### TASK INPUT
>> start

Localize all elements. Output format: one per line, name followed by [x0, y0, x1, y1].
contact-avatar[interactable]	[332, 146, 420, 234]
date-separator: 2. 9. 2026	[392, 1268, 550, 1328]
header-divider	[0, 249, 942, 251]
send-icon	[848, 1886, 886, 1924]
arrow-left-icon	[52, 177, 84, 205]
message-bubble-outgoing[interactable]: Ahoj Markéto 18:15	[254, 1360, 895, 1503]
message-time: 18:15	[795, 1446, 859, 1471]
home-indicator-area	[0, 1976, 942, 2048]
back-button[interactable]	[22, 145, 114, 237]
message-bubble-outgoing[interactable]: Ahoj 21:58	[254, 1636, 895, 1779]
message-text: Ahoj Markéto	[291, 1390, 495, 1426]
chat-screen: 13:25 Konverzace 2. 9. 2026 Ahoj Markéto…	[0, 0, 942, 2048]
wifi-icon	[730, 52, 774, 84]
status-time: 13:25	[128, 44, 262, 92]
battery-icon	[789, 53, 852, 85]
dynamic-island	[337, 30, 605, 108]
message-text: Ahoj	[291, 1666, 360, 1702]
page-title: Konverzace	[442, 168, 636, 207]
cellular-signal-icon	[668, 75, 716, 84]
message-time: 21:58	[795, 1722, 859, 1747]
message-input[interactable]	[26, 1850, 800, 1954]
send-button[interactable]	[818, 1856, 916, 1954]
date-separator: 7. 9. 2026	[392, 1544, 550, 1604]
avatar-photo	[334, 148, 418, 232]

>> end
>> start

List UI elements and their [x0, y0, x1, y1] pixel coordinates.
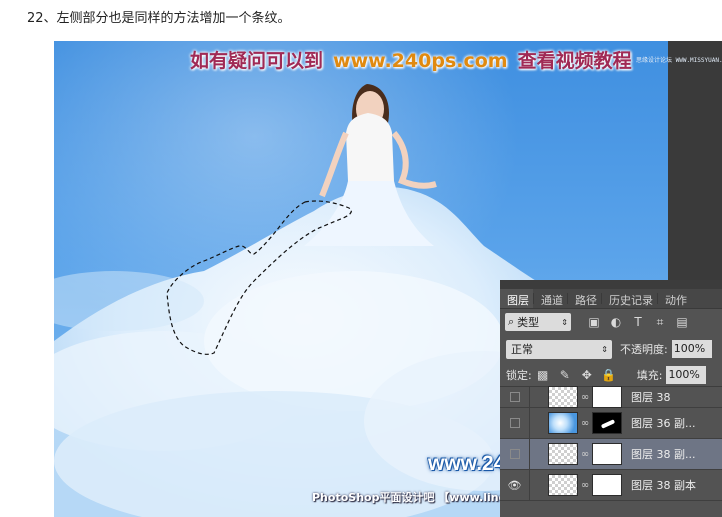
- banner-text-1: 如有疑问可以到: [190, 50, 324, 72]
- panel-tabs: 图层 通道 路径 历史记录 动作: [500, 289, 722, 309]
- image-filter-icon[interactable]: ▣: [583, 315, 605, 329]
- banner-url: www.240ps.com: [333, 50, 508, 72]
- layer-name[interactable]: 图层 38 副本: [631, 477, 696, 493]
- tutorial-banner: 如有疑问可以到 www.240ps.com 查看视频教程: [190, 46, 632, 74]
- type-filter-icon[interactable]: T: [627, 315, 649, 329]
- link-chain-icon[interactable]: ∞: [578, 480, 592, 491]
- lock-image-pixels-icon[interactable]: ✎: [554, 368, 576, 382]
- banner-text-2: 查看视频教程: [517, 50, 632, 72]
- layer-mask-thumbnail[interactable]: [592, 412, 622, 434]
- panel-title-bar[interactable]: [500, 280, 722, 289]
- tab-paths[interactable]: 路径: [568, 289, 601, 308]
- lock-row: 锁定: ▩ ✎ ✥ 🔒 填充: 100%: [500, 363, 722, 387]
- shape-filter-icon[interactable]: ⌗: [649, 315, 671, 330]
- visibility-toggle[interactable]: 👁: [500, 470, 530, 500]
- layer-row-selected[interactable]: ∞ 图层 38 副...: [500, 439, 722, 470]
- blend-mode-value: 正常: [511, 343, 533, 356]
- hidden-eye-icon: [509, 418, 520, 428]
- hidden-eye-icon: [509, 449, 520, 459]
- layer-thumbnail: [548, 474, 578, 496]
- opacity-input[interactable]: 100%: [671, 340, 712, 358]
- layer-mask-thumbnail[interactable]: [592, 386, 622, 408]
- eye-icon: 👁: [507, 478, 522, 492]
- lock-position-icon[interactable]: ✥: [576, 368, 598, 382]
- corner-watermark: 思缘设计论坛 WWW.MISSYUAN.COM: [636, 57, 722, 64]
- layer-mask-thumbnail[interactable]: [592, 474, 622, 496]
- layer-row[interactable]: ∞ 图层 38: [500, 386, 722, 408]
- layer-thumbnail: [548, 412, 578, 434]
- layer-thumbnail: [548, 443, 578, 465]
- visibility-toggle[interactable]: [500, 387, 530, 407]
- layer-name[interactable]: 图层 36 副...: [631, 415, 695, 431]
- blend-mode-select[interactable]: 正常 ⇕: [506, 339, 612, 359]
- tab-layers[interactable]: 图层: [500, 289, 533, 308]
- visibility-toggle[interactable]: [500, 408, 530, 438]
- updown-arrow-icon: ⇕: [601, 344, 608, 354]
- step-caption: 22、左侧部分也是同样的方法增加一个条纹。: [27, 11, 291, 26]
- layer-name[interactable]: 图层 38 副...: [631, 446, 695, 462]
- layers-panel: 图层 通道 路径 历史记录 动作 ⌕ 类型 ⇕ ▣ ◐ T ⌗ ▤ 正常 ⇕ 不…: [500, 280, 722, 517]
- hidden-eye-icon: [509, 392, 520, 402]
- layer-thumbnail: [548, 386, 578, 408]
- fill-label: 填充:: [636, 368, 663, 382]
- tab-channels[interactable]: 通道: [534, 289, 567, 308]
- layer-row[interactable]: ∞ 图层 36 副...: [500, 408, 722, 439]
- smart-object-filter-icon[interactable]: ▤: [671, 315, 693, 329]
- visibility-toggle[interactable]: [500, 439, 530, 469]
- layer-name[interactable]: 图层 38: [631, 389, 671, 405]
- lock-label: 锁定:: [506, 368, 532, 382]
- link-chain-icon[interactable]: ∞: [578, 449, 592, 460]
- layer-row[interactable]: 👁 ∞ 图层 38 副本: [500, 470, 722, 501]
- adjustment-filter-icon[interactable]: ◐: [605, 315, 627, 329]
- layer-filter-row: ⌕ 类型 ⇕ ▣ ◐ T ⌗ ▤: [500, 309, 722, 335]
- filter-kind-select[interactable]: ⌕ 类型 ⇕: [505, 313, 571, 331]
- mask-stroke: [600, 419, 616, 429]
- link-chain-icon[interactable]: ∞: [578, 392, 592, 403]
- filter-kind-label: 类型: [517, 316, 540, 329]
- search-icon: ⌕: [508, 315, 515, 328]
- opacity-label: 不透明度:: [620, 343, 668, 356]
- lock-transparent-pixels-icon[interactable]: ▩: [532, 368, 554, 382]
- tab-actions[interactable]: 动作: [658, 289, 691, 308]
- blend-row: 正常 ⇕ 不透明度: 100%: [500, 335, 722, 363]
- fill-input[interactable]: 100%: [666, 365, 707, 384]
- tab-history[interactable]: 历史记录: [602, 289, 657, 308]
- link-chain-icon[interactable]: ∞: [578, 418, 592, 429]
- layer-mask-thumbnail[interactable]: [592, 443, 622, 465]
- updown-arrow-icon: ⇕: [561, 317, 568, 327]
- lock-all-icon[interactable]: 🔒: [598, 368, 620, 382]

>> end

### JOB
Copy out the records, everything from the line containing "- banner-text-1: 如有疑问可以到: [190, 50, 324, 72]" down to the line containing "- tab-channels[interactable]: 通道: [534, 289, 567, 308]", keeping every line as it appears, with both of those lines included.

### EXERCISE SOLUTION
- banner-text-1: 如有疑问可以到: [190, 50, 324, 72]
- panel-tabs: 图层 通道 路径 历史记录 动作: [500, 289, 722, 309]
- image-filter-icon[interactable]: ▣: [583, 315, 605, 329]
- banner-url: www.240ps.com: [333, 50, 508, 72]
- layer-name[interactable]: 图层 38 副本: [631, 477, 696, 493]
- tutorial-banner: 如有疑问可以到 www.240ps.com 查看视频教程: [190, 46, 632, 74]
- type-filter-icon[interactable]: T: [627, 315, 649, 329]
- link-chain-icon[interactable]: ∞: [578, 480, 592, 491]
- lock-image-pixels-icon[interactable]: ✎: [554, 368, 576, 382]
- banner-text-2: 查看视频教程: [517, 50, 632, 72]
- layer-mask-thumbnail[interactable]: [592, 412, 622, 434]
- panel-title-bar[interactable]: [500, 280, 722, 289]
- tab-paths[interactable]: 路径: [568, 289, 601, 308]
- lock-row: 锁定: ▩ ✎ ✥ 🔒 填充: 100%: [500, 363, 722, 387]
- shape-filter-icon[interactable]: ⌗: [649, 315, 671, 330]
- visibility-toggle[interactable]: 👁: [500, 470, 530, 500]
- layer-row-selected[interactable]: ∞ 图层 38 副...: [500, 439, 722, 470]
- blend-mode-value: 正常: [511, 343, 533, 356]
- hidden-eye-icon: [509, 418, 520, 428]
- hidden-eye-icon: [509, 449, 520, 459]
- layer-thumbnail: [548, 474, 578, 496]
- opacity-input[interactable]: 100%: [671, 340, 712, 358]
- layer-mask-thumbnail[interactable]: [592, 386, 622, 408]
- eye-icon: 👁: [507, 478, 522, 492]
- lock-position-icon[interactable]: ✥: [576, 368, 598, 382]
- corner-watermark: 思缘设计论坛 WWW.MISSYUAN.COM: [636, 57, 722, 64]
- layer-mask-thumbnail[interactable]: [592, 474, 622, 496]
- layer-row[interactable]: ∞ 图层 38: [500, 386, 722, 408]
- layer-thumbnail: [548, 412, 578, 434]
- layer-thumbnail: [548, 443, 578, 465]
- visibility-toggle[interactable]: [500, 387, 530, 407]
- layer-name[interactable]: 图层 36 副...: [631, 415, 695, 431]
- blend-mode-select[interactable]: 正常 ⇕: [506, 339, 612, 359]
- tab-layers[interactable]: 图层: [500, 289, 533, 308]
- visibility-toggle[interactable]: [500, 408, 530, 438]
- updown-arrow-icon: ⇕: [601, 344, 608, 354]
- step-caption: 22、左侧部分也是同样的方法增加一个条纹。: [27, 11, 291, 26]
- layer-name[interactable]: 图层 38 副...: [631, 446, 695, 462]
- layers-panel: 图层 通道 路径 历史记录 动作 ⌕ 类型 ⇕ ▣ ◐ T ⌗ ▤ 正常 ⇕ 不…: [500, 280, 722, 517]
- hidden-eye-icon: [509, 392, 520, 402]
- layer-thumbnail: [548, 386, 578, 408]
- fill-label: 填充:: [636, 368, 663, 382]
- tab-channels[interactable]: 通道: [534, 289, 567, 308]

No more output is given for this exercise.